Rewrite as a numbered list the lines beginning with the line that contains "city-rostock: Rostock: [488, 112, 532, 122]" and continuing through the line that contains "city-zielona-gora: Zielona Góra: [646, 244, 686, 274]", omitting any blank lines.

____________________

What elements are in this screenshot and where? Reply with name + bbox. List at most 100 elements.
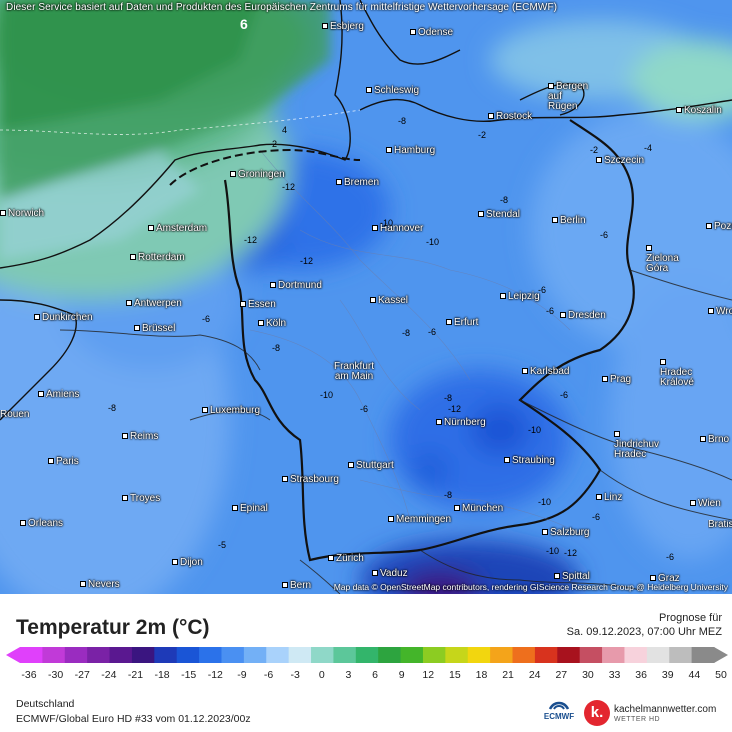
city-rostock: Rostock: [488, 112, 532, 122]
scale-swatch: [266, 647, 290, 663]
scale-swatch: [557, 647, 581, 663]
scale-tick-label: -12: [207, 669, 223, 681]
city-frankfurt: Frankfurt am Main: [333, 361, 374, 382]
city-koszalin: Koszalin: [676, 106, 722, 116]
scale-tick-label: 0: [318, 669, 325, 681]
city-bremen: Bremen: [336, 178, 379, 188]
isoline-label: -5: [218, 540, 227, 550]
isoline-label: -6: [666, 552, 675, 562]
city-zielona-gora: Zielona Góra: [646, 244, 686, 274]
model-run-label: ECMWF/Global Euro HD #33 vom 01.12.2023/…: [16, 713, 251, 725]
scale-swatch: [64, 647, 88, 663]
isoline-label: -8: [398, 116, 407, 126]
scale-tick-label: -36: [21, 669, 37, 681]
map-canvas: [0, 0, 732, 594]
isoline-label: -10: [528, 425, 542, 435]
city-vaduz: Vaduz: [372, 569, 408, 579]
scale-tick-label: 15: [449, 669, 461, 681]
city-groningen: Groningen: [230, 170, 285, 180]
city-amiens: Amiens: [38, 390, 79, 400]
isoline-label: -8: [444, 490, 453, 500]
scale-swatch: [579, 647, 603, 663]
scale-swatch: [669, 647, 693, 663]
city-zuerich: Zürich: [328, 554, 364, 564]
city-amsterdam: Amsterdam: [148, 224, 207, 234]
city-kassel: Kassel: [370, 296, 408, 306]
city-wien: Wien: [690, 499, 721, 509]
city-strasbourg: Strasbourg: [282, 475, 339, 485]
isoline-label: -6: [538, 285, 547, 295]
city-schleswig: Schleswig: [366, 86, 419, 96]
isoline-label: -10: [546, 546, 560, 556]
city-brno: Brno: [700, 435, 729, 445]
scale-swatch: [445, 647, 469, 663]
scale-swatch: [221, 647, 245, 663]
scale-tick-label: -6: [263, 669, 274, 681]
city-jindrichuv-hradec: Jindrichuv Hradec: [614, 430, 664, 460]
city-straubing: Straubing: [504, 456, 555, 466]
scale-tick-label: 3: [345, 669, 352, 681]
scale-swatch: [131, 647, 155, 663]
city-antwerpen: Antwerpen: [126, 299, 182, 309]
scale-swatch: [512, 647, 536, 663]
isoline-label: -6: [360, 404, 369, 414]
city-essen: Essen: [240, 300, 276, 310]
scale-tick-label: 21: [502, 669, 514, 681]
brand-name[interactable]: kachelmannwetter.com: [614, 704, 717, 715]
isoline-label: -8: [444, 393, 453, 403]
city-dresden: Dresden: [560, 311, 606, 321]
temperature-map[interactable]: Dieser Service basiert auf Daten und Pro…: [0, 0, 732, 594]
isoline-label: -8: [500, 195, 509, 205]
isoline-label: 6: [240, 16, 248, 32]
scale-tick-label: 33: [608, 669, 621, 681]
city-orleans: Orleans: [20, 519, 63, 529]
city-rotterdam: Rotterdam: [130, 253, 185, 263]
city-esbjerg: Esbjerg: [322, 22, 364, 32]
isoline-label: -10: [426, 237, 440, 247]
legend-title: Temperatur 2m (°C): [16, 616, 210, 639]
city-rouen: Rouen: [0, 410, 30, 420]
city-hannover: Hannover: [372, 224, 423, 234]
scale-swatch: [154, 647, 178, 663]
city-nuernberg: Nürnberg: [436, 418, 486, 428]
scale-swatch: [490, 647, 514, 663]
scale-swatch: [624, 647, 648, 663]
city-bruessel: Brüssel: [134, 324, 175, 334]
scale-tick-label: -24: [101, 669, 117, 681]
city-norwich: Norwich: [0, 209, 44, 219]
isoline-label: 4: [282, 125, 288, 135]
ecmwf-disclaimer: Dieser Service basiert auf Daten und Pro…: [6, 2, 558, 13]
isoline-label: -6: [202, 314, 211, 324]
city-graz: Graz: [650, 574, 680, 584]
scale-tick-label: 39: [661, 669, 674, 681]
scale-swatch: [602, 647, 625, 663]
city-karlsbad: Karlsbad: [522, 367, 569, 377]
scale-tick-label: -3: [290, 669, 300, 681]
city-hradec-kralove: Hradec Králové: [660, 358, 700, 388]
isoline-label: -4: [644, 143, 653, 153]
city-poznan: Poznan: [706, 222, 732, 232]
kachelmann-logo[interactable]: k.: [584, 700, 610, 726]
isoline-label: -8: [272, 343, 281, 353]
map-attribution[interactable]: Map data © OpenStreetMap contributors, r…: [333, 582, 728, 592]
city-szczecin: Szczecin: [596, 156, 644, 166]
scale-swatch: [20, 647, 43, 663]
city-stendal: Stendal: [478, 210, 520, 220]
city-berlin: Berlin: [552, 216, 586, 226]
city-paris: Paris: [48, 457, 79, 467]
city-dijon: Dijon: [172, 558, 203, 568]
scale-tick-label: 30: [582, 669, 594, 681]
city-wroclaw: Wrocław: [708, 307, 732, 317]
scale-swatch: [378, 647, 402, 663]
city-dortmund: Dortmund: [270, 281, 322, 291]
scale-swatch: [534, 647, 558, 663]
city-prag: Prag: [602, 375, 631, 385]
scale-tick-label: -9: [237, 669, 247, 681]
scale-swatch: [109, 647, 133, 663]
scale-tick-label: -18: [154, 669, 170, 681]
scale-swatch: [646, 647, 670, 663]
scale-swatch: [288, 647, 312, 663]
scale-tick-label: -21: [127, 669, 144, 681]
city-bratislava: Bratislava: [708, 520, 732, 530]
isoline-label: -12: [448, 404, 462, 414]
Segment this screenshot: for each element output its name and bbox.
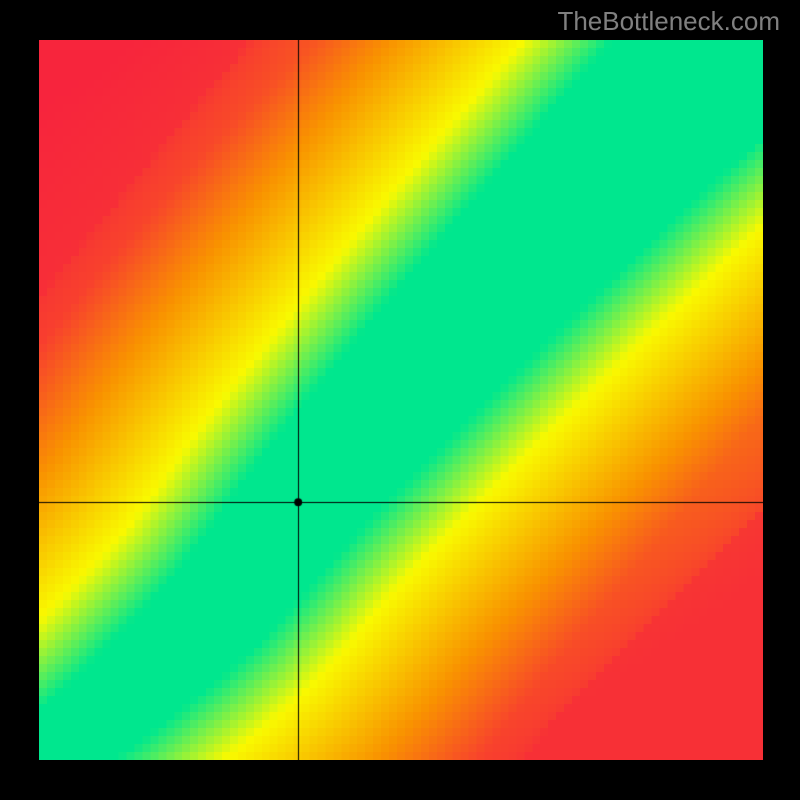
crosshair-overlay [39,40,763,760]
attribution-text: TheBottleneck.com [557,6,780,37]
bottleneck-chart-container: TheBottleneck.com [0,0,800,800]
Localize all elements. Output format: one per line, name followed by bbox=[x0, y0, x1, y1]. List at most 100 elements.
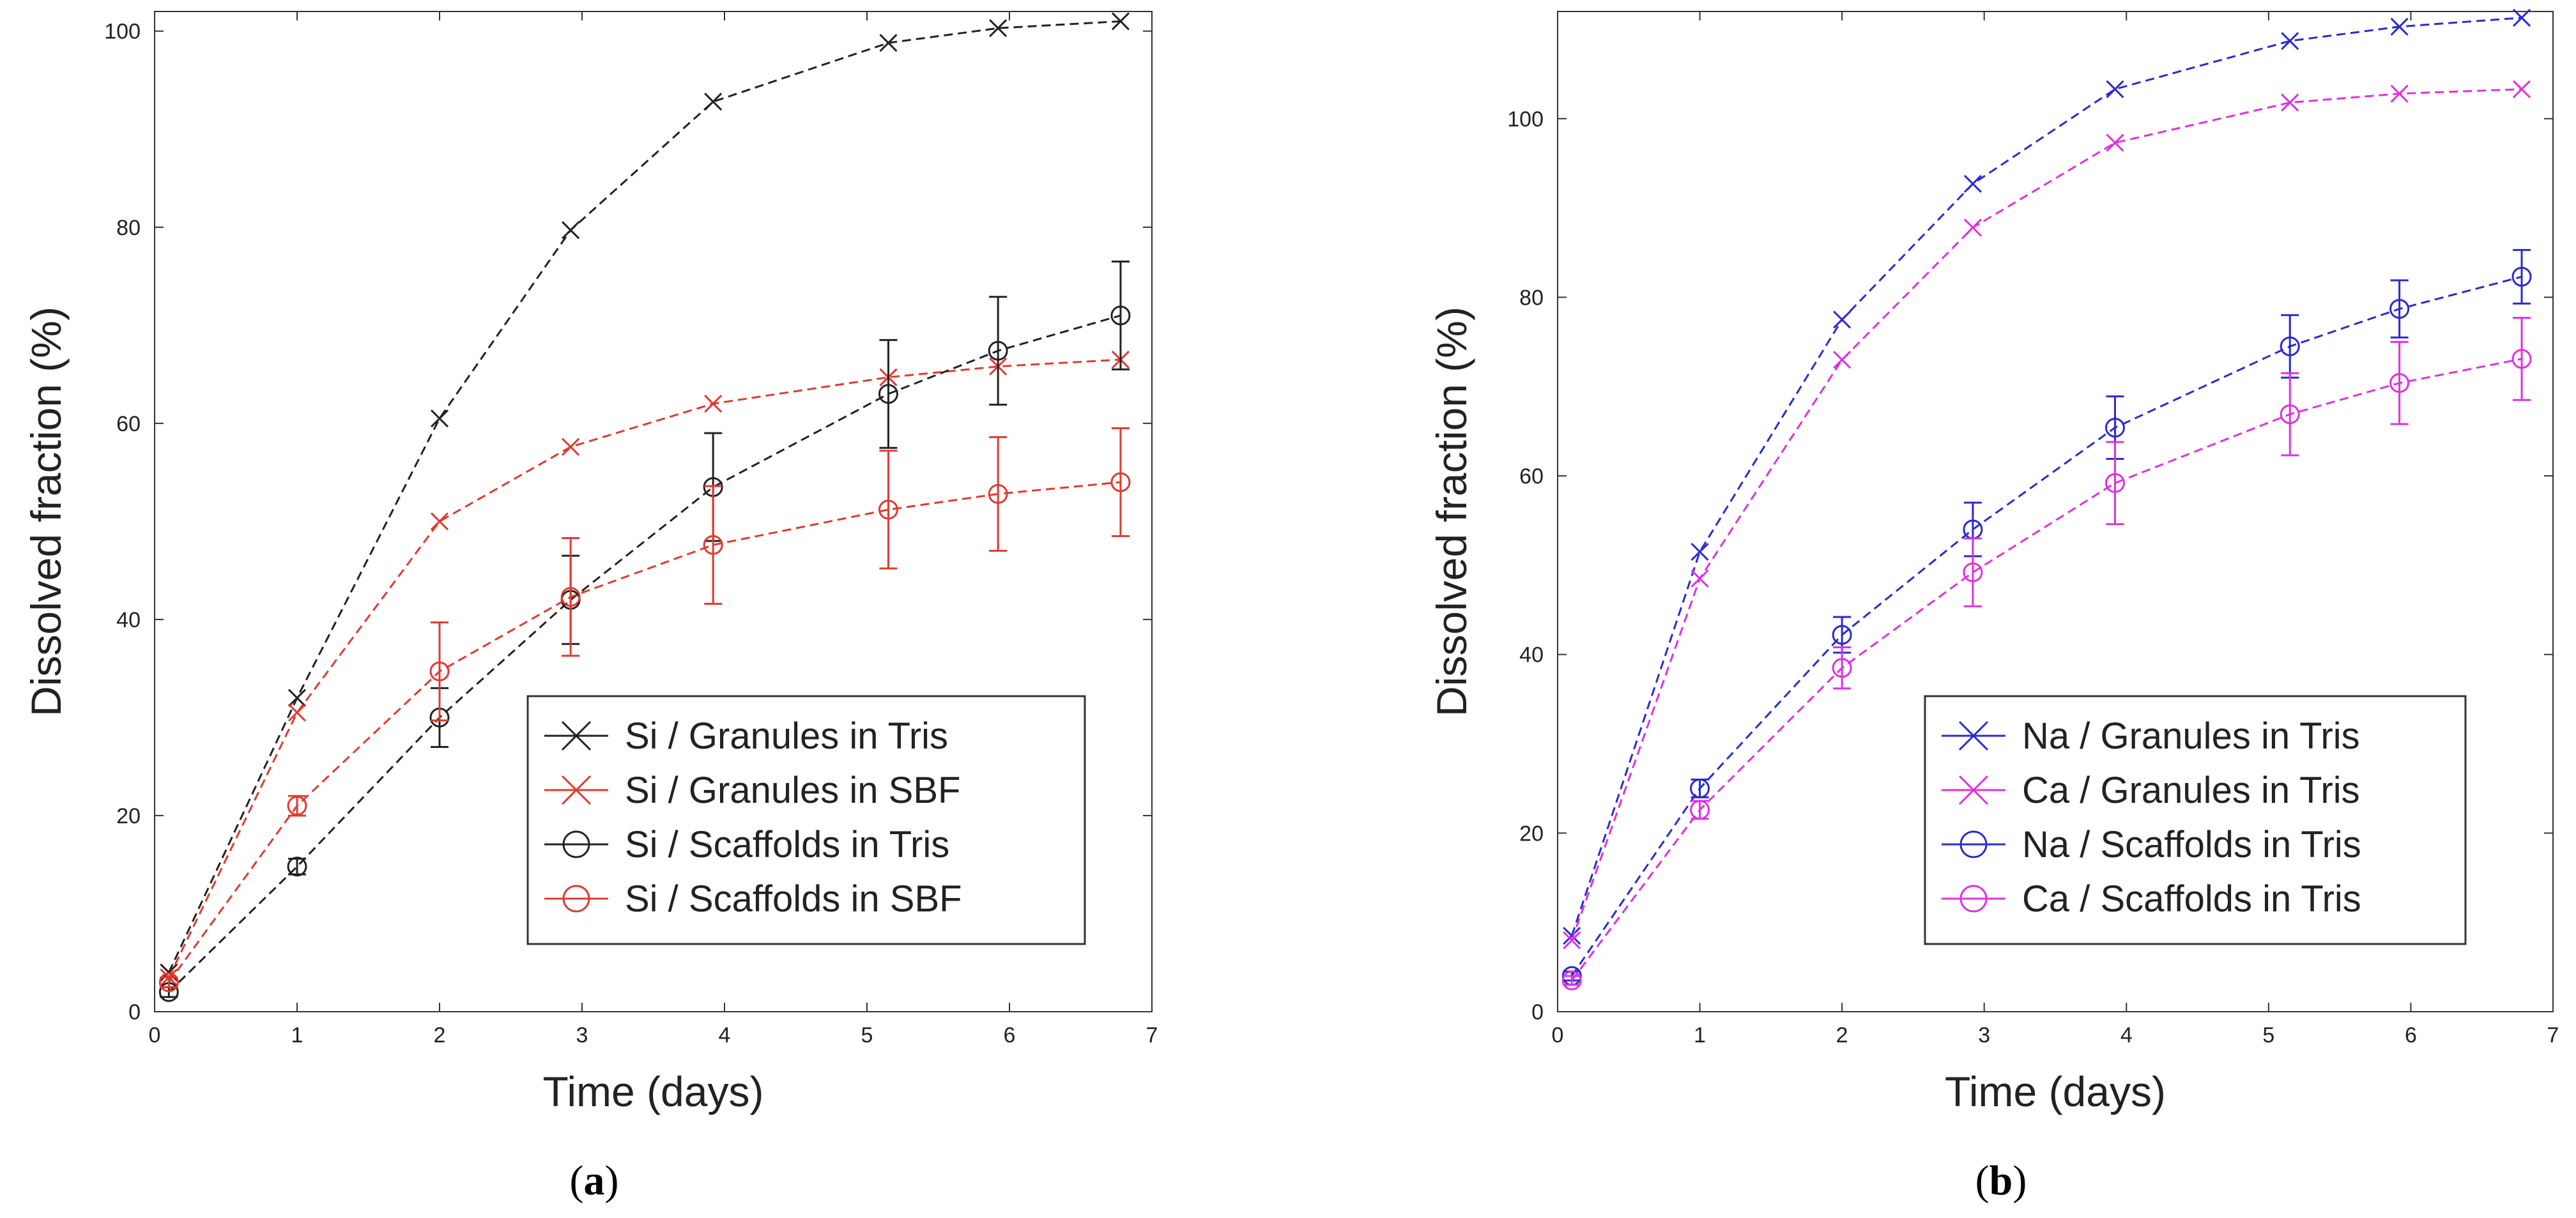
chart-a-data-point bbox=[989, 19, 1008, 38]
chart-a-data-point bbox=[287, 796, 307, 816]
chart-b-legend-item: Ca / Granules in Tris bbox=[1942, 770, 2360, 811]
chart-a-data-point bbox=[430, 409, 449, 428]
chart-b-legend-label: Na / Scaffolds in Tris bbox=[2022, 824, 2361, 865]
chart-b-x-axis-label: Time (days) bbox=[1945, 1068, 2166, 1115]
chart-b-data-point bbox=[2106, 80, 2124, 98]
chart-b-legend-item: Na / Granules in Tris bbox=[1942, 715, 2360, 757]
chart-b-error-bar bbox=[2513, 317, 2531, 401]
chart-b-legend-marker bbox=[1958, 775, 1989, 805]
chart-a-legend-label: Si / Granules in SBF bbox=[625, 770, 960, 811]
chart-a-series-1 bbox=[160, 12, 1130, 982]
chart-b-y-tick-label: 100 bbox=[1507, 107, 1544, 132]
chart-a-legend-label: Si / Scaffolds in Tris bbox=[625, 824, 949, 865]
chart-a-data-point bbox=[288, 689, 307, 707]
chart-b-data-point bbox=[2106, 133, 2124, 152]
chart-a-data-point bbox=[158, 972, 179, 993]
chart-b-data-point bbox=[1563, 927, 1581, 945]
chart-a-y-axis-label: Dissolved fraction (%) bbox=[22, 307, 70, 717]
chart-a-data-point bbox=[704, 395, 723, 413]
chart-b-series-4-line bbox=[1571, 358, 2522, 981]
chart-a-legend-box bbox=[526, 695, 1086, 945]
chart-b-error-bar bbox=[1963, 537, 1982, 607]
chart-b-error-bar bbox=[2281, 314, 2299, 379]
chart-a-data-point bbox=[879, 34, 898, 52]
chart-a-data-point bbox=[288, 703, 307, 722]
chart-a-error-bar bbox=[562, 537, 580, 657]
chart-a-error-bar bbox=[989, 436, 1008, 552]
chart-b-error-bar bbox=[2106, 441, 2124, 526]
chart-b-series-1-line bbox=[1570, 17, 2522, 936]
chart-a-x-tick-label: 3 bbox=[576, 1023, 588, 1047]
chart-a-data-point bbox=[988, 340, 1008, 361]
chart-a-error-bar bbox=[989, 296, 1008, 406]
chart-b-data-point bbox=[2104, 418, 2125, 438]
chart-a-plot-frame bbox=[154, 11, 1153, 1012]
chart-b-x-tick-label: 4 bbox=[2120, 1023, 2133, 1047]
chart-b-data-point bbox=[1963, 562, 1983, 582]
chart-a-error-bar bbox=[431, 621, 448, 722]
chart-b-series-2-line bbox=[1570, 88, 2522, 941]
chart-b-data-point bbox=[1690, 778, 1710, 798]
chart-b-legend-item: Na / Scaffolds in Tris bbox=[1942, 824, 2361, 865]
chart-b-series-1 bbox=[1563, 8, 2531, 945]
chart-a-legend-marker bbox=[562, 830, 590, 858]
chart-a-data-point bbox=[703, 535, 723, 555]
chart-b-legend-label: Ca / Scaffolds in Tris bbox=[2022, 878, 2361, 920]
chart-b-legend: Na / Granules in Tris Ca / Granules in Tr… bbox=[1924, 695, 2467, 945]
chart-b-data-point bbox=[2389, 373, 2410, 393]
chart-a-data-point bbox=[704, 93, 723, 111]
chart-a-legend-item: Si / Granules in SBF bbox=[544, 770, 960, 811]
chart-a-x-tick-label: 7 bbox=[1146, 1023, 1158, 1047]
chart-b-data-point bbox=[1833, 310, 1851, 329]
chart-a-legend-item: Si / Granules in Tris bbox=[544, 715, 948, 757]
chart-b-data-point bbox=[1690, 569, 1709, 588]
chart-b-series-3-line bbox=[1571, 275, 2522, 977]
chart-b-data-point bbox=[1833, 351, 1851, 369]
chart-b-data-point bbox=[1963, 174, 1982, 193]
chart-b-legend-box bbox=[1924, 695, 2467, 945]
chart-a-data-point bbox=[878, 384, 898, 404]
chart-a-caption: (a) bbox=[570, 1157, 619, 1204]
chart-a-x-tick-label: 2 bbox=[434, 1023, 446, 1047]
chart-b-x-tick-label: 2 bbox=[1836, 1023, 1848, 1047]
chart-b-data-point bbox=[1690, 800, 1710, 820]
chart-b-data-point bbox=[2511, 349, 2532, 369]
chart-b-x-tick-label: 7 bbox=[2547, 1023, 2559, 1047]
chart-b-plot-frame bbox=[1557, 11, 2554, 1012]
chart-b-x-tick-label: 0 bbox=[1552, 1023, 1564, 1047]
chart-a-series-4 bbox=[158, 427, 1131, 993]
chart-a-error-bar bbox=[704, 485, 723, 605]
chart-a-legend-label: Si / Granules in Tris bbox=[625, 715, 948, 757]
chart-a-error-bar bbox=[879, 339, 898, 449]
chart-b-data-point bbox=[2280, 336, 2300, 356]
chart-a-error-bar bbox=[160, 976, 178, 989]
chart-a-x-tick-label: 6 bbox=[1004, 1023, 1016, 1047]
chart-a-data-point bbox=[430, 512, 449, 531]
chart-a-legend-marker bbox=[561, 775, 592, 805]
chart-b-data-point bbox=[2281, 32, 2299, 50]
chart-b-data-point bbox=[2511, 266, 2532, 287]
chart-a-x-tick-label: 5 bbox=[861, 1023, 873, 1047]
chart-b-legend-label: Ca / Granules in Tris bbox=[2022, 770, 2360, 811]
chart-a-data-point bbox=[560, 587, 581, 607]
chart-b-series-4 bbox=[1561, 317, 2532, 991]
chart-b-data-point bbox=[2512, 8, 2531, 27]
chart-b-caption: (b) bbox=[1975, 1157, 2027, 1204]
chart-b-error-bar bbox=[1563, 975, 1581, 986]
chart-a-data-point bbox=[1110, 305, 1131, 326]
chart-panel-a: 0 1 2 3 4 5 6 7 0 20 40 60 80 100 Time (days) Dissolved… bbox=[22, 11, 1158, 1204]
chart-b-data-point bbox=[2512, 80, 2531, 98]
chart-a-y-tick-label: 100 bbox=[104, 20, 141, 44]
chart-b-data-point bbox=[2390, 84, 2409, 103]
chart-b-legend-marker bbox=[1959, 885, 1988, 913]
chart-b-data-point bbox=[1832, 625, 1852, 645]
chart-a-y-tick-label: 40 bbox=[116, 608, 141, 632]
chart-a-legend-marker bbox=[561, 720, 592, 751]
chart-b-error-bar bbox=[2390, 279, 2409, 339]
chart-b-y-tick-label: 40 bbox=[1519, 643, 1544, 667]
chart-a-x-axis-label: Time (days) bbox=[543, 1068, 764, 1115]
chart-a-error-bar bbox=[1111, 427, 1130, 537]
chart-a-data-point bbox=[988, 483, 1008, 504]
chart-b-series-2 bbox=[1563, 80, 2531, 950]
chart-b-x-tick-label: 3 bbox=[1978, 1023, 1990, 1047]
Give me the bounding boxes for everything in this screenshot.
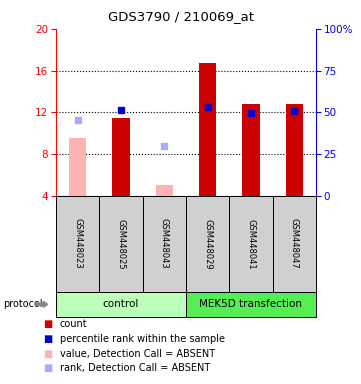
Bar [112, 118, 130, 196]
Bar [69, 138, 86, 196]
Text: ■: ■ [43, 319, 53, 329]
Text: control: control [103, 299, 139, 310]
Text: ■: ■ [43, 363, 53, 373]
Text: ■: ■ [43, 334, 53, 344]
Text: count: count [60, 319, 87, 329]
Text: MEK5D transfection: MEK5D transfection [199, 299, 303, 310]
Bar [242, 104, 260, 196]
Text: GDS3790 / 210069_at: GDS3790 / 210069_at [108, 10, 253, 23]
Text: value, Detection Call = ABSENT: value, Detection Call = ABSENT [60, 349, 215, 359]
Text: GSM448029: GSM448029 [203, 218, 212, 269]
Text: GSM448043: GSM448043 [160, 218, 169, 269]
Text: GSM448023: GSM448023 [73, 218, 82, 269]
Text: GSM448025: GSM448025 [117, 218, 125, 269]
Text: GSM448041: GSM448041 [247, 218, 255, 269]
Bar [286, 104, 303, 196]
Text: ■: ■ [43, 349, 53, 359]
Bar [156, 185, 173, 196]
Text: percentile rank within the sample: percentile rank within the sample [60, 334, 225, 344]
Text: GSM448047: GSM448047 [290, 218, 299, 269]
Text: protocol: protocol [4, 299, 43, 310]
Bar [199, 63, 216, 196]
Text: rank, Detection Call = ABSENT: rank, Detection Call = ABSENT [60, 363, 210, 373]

____________________

- Exercise response -
1. city-rostock: Rostock: [488, 112, 532, 122]
2. scale-swatch: [266, 647, 290, 663]
3. scale-swatch: [557, 647, 581, 663]
4. scale-tick-label: -12: [207, 669, 223, 681]
5. city-frankfurt: Frankfurt am Main: [333, 361, 374, 382]
6. city-koszalin: Koszalin: [676, 106, 722, 116]
7. scale-tick-label: 0: [318, 669, 325, 681]
8. city-bremen: Bremen: [336, 178, 379, 188]
9. isoline-label: -5: [218, 540, 227, 550]
10. isoline-label: -6: [666, 552, 675, 562]
11. city-zielona-gora: Zielona Góra: [646, 244, 686, 274]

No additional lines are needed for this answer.